> ROWS
☆ ☆ ☆ ☆

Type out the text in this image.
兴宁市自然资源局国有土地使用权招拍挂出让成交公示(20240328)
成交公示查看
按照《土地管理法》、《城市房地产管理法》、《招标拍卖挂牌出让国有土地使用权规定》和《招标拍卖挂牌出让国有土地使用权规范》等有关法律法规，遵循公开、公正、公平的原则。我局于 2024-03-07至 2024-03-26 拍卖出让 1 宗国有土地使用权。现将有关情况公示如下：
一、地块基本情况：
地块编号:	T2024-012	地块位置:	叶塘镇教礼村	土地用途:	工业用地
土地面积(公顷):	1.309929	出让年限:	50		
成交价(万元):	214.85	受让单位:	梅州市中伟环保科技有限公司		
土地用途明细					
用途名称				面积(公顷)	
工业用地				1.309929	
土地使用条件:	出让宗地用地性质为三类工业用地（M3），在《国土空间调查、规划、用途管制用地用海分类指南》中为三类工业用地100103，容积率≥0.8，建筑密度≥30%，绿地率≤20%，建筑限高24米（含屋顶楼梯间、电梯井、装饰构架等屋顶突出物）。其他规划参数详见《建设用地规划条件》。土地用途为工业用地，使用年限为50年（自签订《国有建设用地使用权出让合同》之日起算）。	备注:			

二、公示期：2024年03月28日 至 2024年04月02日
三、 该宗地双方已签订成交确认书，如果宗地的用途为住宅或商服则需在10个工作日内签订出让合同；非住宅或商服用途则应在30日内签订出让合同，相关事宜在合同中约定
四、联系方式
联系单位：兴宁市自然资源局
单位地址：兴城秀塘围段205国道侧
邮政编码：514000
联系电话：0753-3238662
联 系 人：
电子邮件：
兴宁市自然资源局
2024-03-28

☆ ☆ ☆ ☆

Retype all the records, matching them exactly.

> REPLY
Type out the text in this image.
兴宁市自然资源局国有土地使用权招拍挂出让成交公示(20240328)
成交公示查看
按照《土地管理法》、《城市房地产管理法》、《招标拍卖挂牌出让国有土地使用权规定》和《招标拍卖挂牌出让国有土地使用权规范》等有关法律法规，遵循公开、公正、公平的原则。我局于 2024-03-07至 2024-03-26 拍卖出让 1 宗国有土地使用权。现将有关情况公示如下：
一、地块基本情况：
地块编号:	T2024-012	地块位置:	叶塘镇教礼村	土地用途:	工业用地
土地面积(公顷):	1.309929	出让年限:	50		
成交价(万元):	214.85	受让单位:	梅州市中伟环保科技有限公司		
土地用途明细					
用途名称				面积(公顷)	
工业用地				1.309929	
土地使用条件:	出让宗地用地性质为三类工业用地（M3），在《国土空间调查、规划、用途管制用地用海分类指南》中为三类工业用地100103，容积率≥0.8，建筑密度≥30%，绿地率≤20%，建筑限高24米（含屋顶楼梯间、电梯井、装饰构架等屋顶突出物）。其他规划参数详见《建设用地规划条件》。土地用途为工业用地，使用年限为50年（自签订《国有建设用地使用权出让合同》之日起算）。	备注:			

二、公示期：2024年03月28日 至 2024年04月02日
三、 该宗地双方已签订成交确认书，如果宗地的用途为住宅或商服则需在10个工作日内签订出让合同；非住宅或商服用途则应在30日内签订出让合同，相关事宜在合同中约定
四、联系方式
联系单位：兴宁市自然资源局
单位地址：兴城秀塘围段205国道侧
邮政编码：514000
联系电话：0753-3238662
联 系 人：
电子邮件：
兴宁市自然资源局
2024-03-28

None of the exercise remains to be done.